*REQUIREMENT*:
Print every entry word for word, but omit the pictures.

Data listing
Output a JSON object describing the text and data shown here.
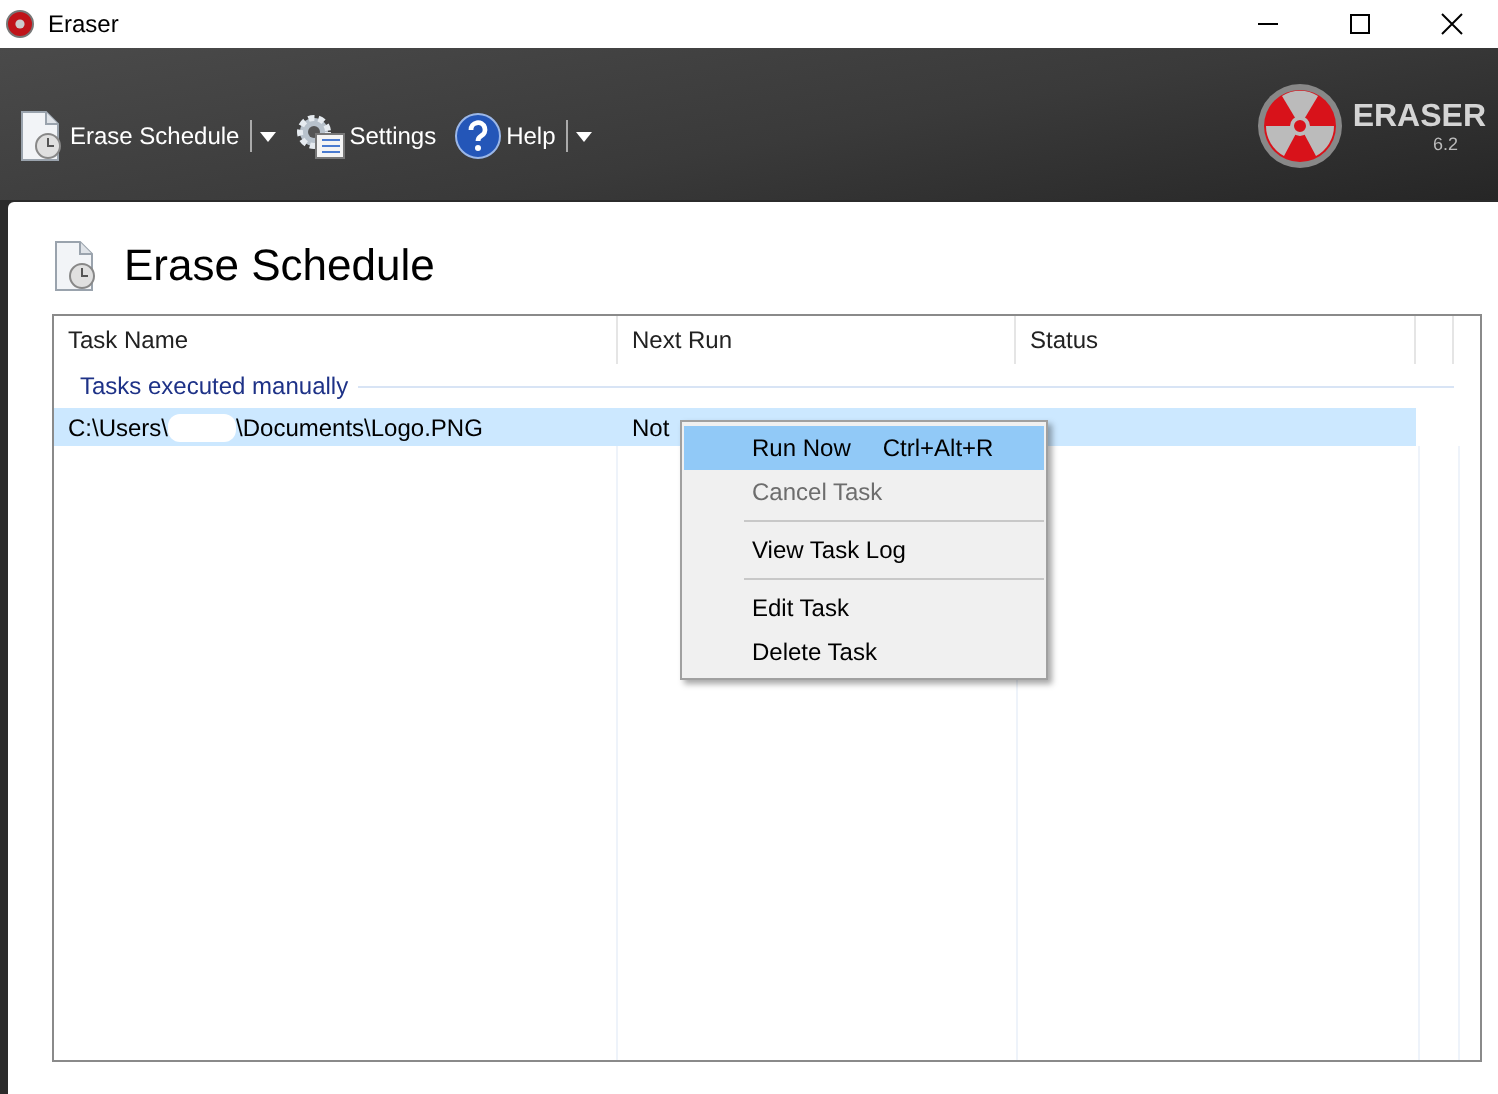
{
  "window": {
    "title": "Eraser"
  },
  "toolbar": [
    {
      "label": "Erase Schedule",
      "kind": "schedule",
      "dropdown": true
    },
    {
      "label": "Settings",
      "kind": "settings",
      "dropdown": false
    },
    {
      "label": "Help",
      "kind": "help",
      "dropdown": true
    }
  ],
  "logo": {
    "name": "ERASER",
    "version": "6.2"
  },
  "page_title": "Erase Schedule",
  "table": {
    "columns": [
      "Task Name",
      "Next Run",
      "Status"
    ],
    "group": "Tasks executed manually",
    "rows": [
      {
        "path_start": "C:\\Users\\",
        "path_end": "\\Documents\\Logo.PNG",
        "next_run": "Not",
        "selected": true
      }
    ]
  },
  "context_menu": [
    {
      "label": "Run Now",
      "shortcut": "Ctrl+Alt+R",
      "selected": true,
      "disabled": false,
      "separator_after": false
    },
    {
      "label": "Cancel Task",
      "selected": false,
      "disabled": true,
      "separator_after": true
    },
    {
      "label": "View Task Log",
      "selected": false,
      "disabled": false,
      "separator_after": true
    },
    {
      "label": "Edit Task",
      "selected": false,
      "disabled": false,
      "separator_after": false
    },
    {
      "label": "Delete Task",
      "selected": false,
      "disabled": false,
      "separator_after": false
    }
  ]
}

*RESULT OF THE EXERCISE*:
Output a JSON object describing the text and data shown here.
{
  "window": {
    "title": "Eraser"
  },
  "toolbar": [
    {
      "label": "Erase Schedule",
      "kind": "schedule",
      "dropdown": true
    },
    {
      "label": "Settings",
      "kind": "settings",
      "dropdown": false
    },
    {
      "label": "Help",
      "kind": "help",
      "dropdown": true
    }
  ],
  "logo": {
    "name": "ERASER",
    "version": "6.2"
  },
  "page_title": "Erase Schedule",
  "table": {
    "columns": [
      "Task Name",
      "Next Run",
      "Status"
    ],
    "group": "Tasks executed manually",
    "rows": [
      {
        "path_start": "C:\\Users\\",
        "path_end": "\\Documents\\Logo.PNG",
        "next_run": "Not",
        "selected": true
      }
    ]
  },
  "context_menu": [
    {
      "label": "Run Now",
      "shortcut": "Ctrl+Alt+R",
      "selected": true,
      "disabled": false,
      "separator_after": false
    },
    {
      "label": "Cancel Task",
      "selected": false,
      "disabled": true,
      "separator_after": true
    },
    {
      "label": "View Task Log",
      "selected": false,
      "disabled": false,
      "separator_after": true
    },
    {
      "label": "Edit Task",
      "selected": false,
      "disabled": false,
      "separator_after": false
    },
    {
      "label": "Delete Task",
      "selected": false,
      "disabled": false,
      "separator_after": false
    }
  ]
}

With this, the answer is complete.